For the data below, report the number of lines that contain the string "Datum" and nothing else.

Stored data entries
┄┄┄┄┄┄┄┄┄┄┄┄┄┄┄┄┄┄┄┄

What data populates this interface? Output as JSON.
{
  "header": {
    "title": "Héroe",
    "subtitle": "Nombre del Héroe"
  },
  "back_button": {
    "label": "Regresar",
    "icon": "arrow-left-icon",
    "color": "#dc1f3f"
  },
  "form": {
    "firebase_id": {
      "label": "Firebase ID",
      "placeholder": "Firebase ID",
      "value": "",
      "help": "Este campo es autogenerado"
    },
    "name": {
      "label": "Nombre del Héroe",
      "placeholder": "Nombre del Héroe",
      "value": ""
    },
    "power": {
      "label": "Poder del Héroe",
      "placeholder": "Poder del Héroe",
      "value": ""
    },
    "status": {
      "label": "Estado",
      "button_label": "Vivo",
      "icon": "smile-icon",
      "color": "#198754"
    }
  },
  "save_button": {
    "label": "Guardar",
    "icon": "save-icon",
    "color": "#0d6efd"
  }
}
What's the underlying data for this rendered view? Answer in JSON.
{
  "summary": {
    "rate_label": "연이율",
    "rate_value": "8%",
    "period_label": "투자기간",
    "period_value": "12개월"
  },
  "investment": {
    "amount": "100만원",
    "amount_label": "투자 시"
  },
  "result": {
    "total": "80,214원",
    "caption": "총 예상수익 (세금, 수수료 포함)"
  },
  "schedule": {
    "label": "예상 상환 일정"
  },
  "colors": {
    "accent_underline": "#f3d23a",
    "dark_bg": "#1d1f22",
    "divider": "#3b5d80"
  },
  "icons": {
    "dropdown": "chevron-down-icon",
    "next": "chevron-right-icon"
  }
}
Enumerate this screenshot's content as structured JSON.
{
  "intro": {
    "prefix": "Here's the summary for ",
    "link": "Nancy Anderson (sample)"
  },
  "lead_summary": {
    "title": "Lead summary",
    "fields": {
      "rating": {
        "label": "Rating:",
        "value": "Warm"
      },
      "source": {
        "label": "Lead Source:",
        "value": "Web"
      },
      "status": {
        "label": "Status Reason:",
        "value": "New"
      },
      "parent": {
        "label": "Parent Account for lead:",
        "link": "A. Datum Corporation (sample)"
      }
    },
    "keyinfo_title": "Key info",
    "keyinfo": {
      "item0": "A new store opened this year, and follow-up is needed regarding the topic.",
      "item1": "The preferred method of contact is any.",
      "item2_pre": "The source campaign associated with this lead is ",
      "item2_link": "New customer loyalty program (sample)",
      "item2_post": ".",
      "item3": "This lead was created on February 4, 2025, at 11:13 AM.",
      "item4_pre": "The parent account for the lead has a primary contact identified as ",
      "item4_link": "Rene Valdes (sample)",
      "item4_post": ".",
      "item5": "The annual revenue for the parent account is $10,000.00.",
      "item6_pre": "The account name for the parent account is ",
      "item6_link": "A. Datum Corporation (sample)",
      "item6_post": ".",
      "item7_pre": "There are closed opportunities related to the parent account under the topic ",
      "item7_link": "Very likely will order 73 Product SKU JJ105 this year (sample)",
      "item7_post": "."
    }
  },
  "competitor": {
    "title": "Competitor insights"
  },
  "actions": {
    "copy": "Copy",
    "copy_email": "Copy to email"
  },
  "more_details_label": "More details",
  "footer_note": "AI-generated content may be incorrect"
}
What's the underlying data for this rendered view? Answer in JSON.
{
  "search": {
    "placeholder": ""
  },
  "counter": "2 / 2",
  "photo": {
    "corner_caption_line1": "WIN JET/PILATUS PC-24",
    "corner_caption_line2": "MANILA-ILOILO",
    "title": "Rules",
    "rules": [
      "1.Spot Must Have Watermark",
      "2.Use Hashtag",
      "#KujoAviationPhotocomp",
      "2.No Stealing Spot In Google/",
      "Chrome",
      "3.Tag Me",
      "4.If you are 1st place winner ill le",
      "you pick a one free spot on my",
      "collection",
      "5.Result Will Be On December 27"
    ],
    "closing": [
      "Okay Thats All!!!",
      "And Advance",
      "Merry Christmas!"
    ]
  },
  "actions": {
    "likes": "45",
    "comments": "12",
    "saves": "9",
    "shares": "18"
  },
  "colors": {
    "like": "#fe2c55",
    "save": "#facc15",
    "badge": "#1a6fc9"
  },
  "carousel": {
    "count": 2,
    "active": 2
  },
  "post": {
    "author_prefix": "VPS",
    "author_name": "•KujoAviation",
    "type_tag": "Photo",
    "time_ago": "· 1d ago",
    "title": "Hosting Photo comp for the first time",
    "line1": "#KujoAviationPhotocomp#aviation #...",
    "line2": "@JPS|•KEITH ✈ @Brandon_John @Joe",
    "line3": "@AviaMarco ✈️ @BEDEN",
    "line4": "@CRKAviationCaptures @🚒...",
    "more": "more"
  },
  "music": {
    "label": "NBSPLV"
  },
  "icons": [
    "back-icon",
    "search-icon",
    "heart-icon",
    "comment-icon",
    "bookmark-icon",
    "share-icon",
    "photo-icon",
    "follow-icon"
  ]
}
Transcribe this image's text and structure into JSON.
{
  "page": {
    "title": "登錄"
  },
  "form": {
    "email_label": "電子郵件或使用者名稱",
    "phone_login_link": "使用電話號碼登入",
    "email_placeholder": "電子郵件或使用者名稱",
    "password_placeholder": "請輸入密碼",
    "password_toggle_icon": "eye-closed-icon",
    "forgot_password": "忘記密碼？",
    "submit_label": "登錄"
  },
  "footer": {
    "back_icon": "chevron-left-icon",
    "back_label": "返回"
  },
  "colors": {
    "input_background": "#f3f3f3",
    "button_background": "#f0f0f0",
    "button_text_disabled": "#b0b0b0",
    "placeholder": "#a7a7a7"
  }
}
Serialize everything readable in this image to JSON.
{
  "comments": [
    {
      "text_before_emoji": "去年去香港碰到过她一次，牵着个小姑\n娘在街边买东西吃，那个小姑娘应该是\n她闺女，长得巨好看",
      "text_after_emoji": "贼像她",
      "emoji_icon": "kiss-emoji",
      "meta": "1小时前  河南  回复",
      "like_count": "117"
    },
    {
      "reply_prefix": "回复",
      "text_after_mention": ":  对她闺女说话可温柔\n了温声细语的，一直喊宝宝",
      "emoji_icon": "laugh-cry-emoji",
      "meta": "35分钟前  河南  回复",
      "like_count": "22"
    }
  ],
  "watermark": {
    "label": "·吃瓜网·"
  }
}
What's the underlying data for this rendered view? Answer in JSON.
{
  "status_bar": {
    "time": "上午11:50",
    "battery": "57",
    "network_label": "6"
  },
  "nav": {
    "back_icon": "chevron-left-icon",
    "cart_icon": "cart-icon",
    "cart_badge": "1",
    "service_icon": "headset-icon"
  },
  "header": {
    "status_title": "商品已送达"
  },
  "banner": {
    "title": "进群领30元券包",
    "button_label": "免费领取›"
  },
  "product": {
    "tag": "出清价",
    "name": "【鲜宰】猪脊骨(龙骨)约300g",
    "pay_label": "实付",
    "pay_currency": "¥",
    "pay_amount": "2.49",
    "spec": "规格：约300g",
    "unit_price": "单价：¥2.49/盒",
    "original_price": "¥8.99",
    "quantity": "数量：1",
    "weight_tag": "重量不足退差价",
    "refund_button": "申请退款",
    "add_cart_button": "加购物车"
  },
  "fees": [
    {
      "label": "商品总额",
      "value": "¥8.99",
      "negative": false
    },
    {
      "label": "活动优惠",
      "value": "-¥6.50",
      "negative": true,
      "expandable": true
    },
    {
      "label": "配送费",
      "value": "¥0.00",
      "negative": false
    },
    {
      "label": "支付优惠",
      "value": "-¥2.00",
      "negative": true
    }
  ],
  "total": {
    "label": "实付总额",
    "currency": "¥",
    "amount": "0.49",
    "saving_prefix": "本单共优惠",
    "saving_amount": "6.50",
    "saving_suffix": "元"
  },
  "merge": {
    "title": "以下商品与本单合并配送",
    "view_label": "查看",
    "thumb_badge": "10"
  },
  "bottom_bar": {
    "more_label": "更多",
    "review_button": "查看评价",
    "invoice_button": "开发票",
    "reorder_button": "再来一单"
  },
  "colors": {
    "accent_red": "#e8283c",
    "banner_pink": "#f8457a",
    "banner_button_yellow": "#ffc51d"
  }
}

┄┄┄┄┄┄┄┄┄┄┄┄┄┄┄┄┄┄┄┄

WRITTEN RESPONSE: 2